• Objective: Do not include the pictures; repeat the rest of the data exactly.

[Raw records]

***

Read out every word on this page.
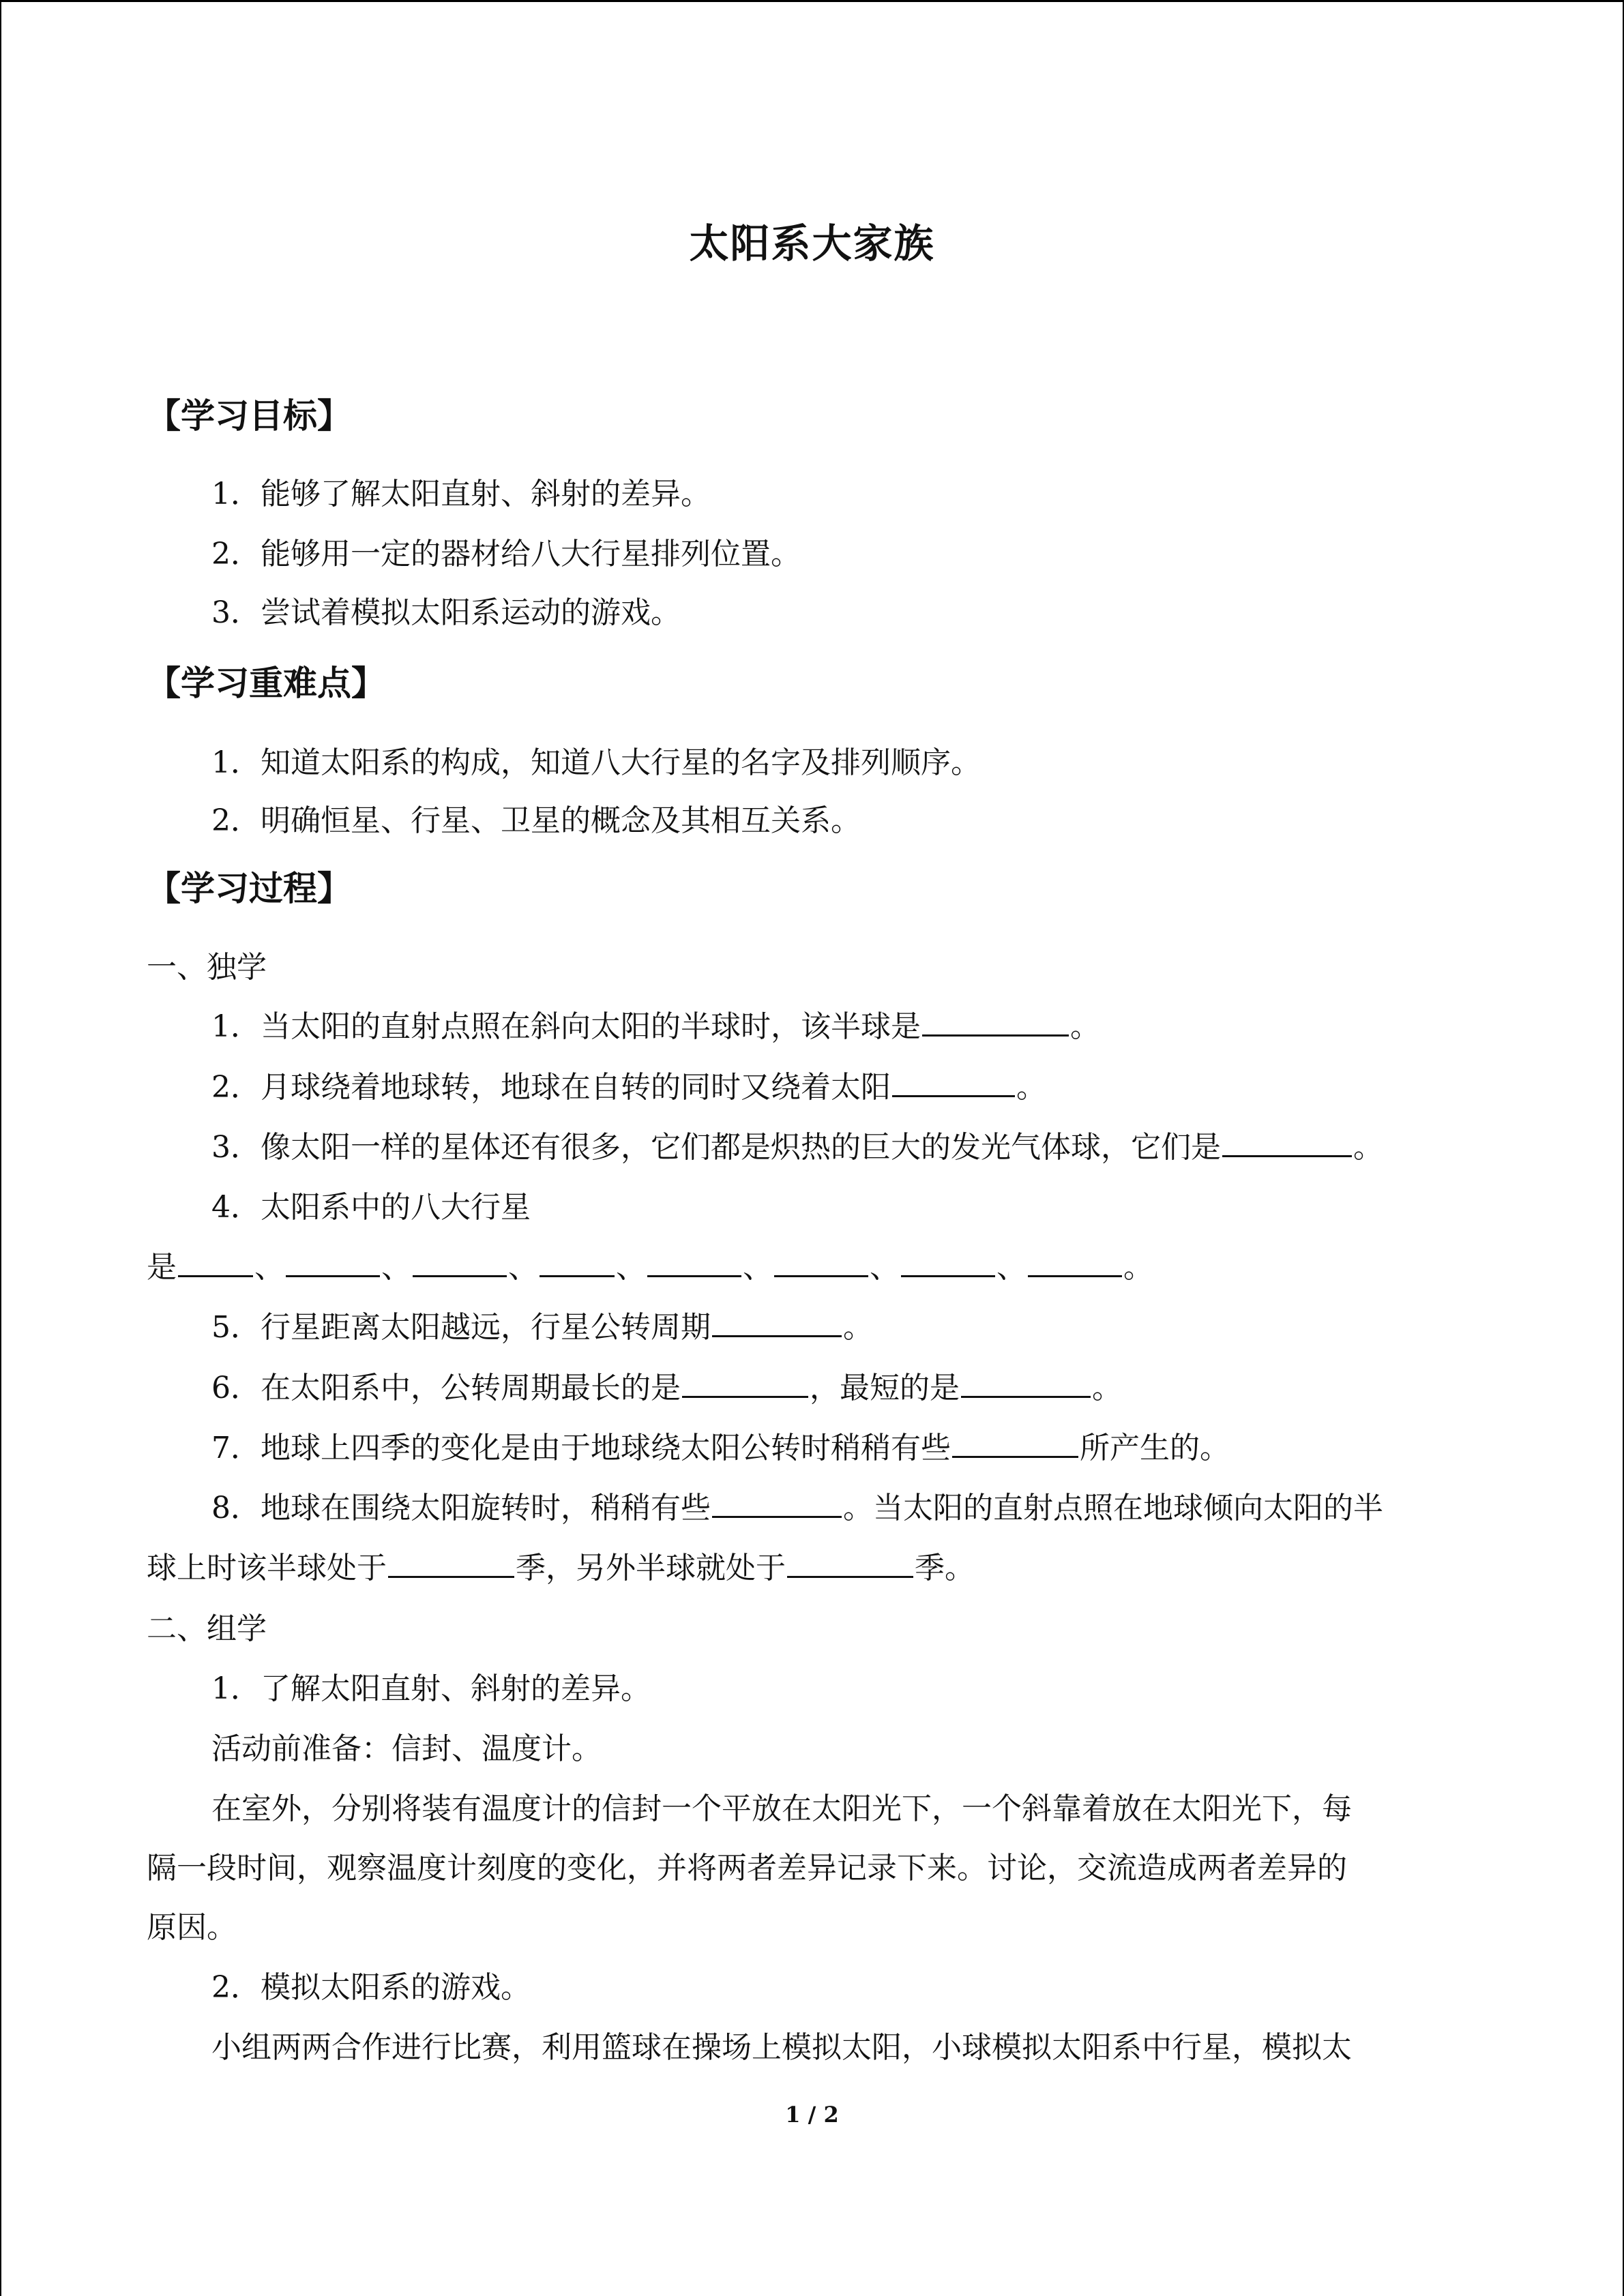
太阳系大家族
【学习目标】
1．能够了解太阳直射、斜射的差异。
2．能够用一定的器材给八大行星排列位置。
3．尝试着模拟太阳系运动的游戏。
【学习重难点】
1．知道太阳系的构成，知道八大行星的名字及排列顺序。
2．明确恒星、行星、卫星的概念及其相互关系。
【学习过程】
一、独学
1．当太阳的直射点照在斜向太阳的半球时，该半球是	。
2．月球绕着地球转，地球在自转的同时又绕着太阳	。
3．像太阳一样的星体还有很多，它们都是炽热的巨大的发光气体球，它们是	。
4．太阳系中的八大行星
是	、	、	、	、	、	、	、	。
5．行星距离太阳越远，行星公转周期	。
6．在太阳系中，公转周期最长的是	，最短的是	。
7．地球上四季的变化是由于地球绕太阳公转时稍稍有些	所产生的。
8．地球在围绕太阳旋转时，稍稍有些	。当太阳的直射点照在地球倾向太阳的半
球上时该半球处于	季，另外半球就处于	季。
二、组学
1．了解太阳直射、斜射的差异。
活动前准备：信封、温度计。
在室外，分别将装有温度计的信封一个平放在太阳光下，一个斜靠着放在太阳光下，每
隔一段时间，观察温度计刻度的变化，并将两者差异记录下来。讨论，交流造成两者差异的
原因。
2．模拟太阳系的游戏。
小组两两合作进行比赛，利用篮球在操场上模拟太阳，小球模拟太阳系中行星，模拟太
1 / 2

***

• Output of the task:
Read out every word on this page.
太阳系大家族
【学习目标】
1．能够了解太阳直射、斜射的差异。
2．能够用一定的器材给八大行星排列位置。
3．尝试着模拟太阳系运动的游戏。
【学习重难点】
1．知道太阳系的构成，知道八大行星的名字及排列顺序。
2．明确恒星、行星、卫星的概念及其相互关系。
【学习过程】
一、独学
1．当太阳的直射点照在斜向太阳的半球时，该半球是	。
2．月球绕着地球转，地球在自转的同时又绕着太阳	。
3．像太阳一样的星体还有很多，它们都是炽热的巨大的发光气体球，它们是	。
4．太阳系中的八大行星
是	、	、	、	、	、	、	、	。
5．行星距离太阳越远，行星公转周期	。
6．在太阳系中，公转周期最长的是	，最短的是	。
7．地球上四季的变化是由于地球绕太阳公转时稍稍有些	所产生的。
8．地球在围绕太阳旋转时，稍稍有些	。当太阳的直射点照在地球倾向太阳的半
球上时该半球处于	季，另外半球就处于	季。
二、组学
1．了解太阳直射、斜射的差异。
活动前准备：信封、温度计。
在室外，分别将装有温度计的信封一个平放在太阳光下，一个斜靠着放在太阳光下，每
隔一段时间，观察温度计刻度的变化，并将两者差异记录下来。讨论，交流造成两者差异的
原因。
2．模拟太阳系的游戏。
小组两两合作进行比赛，利用篮球在操场上模拟太阳，小球模拟太阳系中行星，模拟太
1 / 2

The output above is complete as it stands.